» **Aim of the task**: Every line of the material is to be repeated exactly as it stands.

» **Data extract**:
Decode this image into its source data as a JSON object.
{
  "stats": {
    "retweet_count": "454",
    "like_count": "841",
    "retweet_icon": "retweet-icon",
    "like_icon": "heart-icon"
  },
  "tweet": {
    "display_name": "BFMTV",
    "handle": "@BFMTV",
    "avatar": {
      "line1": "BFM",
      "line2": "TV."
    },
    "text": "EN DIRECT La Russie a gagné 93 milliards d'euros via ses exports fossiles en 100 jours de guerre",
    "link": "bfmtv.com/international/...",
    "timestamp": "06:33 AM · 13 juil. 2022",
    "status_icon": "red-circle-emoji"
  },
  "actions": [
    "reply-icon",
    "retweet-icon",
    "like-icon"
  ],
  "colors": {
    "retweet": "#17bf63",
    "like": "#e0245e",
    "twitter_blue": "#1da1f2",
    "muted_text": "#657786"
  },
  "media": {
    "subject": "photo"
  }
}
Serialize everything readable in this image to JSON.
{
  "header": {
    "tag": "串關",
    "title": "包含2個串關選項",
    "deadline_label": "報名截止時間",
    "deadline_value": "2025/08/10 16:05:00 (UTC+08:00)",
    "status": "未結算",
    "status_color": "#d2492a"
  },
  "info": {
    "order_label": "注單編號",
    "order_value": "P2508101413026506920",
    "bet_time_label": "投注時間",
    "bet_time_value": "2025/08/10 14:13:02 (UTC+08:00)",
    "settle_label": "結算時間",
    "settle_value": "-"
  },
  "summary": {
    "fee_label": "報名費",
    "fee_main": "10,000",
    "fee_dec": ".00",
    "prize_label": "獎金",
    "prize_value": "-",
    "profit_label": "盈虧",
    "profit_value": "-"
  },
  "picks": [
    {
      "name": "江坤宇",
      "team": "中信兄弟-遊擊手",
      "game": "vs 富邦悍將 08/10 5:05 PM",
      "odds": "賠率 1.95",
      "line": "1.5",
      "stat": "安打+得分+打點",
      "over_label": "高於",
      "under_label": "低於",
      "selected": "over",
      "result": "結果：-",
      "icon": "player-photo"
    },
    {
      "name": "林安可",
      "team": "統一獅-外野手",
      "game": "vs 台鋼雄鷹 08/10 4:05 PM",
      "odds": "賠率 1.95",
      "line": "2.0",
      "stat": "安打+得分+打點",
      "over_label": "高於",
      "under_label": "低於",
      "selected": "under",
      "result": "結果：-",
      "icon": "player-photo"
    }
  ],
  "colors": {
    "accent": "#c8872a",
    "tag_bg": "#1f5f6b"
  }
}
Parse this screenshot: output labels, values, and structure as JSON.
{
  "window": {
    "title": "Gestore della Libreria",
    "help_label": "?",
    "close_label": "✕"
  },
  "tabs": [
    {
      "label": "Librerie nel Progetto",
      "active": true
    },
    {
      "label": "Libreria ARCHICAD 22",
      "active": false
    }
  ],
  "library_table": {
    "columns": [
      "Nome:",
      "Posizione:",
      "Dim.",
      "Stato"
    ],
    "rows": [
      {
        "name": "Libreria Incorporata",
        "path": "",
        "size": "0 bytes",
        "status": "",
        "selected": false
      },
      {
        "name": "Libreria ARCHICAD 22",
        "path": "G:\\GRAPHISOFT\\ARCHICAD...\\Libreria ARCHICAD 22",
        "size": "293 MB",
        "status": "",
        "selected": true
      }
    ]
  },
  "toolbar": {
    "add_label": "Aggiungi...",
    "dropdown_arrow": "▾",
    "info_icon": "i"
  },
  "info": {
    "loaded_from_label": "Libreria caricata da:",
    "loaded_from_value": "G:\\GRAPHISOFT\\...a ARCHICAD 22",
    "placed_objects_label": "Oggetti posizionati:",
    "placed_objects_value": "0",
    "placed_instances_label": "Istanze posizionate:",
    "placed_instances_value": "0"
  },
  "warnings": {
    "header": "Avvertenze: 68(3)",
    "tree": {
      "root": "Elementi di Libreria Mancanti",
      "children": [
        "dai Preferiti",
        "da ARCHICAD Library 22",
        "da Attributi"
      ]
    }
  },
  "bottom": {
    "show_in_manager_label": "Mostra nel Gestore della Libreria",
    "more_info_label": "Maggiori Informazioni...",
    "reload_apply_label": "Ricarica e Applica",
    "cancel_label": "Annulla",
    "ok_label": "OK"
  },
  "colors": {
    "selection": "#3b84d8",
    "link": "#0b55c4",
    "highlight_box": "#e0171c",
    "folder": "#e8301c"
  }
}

» **Task result**:
Decode this image into its source data as a JSON object.
{
  "stats": {
    "retweet_count": "454",
    "like_count": "841",
    "retweet_icon": "retweet-icon",
    "like_icon": "heart-icon"
  },
  "tweet": {
    "display_name": "BFMTV",
    "handle": "@BFMTV",
    "avatar": {
      "line1": "BFM",
      "line2": "TV."
    },
    "text": "EN DIRECT La Russie a gagné 93 milliards d'euros via ses exports fossiles en 100 jours de guerre",
    "link": "bfmtv.com/international/...",
    "timestamp": "06:33 AM · 13 juil. 2022",
    "status_icon": "red-circle-emoji"
  },
  "actions": [
    "reply-icon",
    "retweet-icon",
    "like-icon"
  ],
  "colors": {
    "retweet": "#17bf63",
    "like": "#e0245e",
    "twitter_blue": "#1da1f2",
    "muted_text": "#657786"
  },
  "media": {
    "subject": "photo"
  }
}
Serialize everything readable in this image to JSON.
{
  "header": {
    "tag": "串關",
    "title": "包含2個串關選項",
    "deadline_label": "報名截止時間",
    "deadline_value": "2025/08/10 16:05:00 (UTC+08:00)",
    "status": "未結算",
    "status_color": "#d2492a"
  },
  "info": {
    "order_label": "注單編號",
    "order_value": "P2508101413026506920",
    "bet_time_label": "投注時間",
    "bet_time_value": "2025/08/10 14:13:02 (UTC+08:00)",
    "settle_label": "結算時間",
    "settle_value": "-"
  },
  "summary": {
    "fee_label": "報名費",
    "fee_main": "10,000",
    "fee_dec": ".00",
    "prize_label": "獎金",
    "prize_value": "-",
    "profit_label": "盈虧",
    "profit_value": "-"
  },
  "picks": [
    {
      "name": "江坤宇",
      "team": "中信兄弟-遊擊手",
      "game": "vs 富邦悍將 08/10 5:05 PM",
      "odds": "賠率 1.95",
      "line": "1.5",
      "stat": "安打+得分+打點",
      "over_label": "高於",
      "under_label": "低於",
      "selected": "over",
      "result": "結果：-",
      "icon": "player-photo"
    },
    {
      "name": "林安可",
      "team": "統一獅-外野手",
      "game": "vs 台鋼雄鷹 08/10 4:05 PM",
      "odds": "賠率 1.95",
      "line": "2.0",
      "stat": "安打+得分+打點",
      "over_label": "高於",
      "under_label": "低於",
      "selected": "under",
      "result": "結果：-",
      "icon": "player-photo"
    }
  ],
  "colors": {
    "accent": "#c8872a",
    "tag_bg": "#1f5f6b"
  }
}
Parse this screenshot: output labels, values, and structure as JSON.
{
  "window": {
    "title": "Gestore della Libreria",
    "help_label": "?",
    "close_label": "✕"
  },
  "tabs": [
    {
      "label": "Librerie nel Progetto",
      "active": true
    },
    {
      "label": "Libreria ARCHICAD 22",
      "active": false
    }
  ],
  "library_table": {
    "columns": [
      "Nome:",
      "Posizione:",
      "Dim.",
      "Stato"
    ],
    "rows": [
      {
        "name": "Libreria Incorporata",
        "path": "",
        "size": "0 bytes",
        "status": "",
        "selected": false
      },
      {
        "name": "Libreria ARCHICAD 22",
        "path": "G:\\GRAPHISOFT\\ARCHICAD...\\Libreria ARCHICAD 22",
        "size": "293 MB",
        "status": "",
        "selected": true
      }
    ]
  },
  "toolbar": {
    "add_label": "Aggiungi...",
    "dropdown_arrow": "▾",
    "info_icon": "i"
  },
  "info": {
    "loaded_from_label": "Libreria caricata da:",
    "loaded_from_value": "G:\\GRAPHISOFT\\...a ARCHICAD 22",
    "placed_objects_label": "Oggetti posizionati:",
    "placed_objects_value": "0",
    "placed_instances_label": "Istanze posizionate:",
    "placed_instances_value": "0"
  },
  "warnings": {
    "header": "Avvertenze: 68(3)",
    "tree": {
      "root": "Elementi di Libreria Mancanti",
      "children": [
        "dai Preferiti",
        "da ARCHICAD Library 22",
        "da Attributi"
      ]
    }
  },
  "bottom": {
    "show_in_manager_label": "Mostra nel Gestore della Libreria",
    "more_info_label": "Maggiori Informazioni...",
    "reload_apply_label": "Ricarica e Applica",
    "cancel_label": "Annulla",
    "ok_label": "OK"
  },
  "colors": {
    "selection": "#3b84d8",
    "link": "#0b55c4",
    "highlight_box": "#e0171c",
    "folder": "#e8301c"
  }
}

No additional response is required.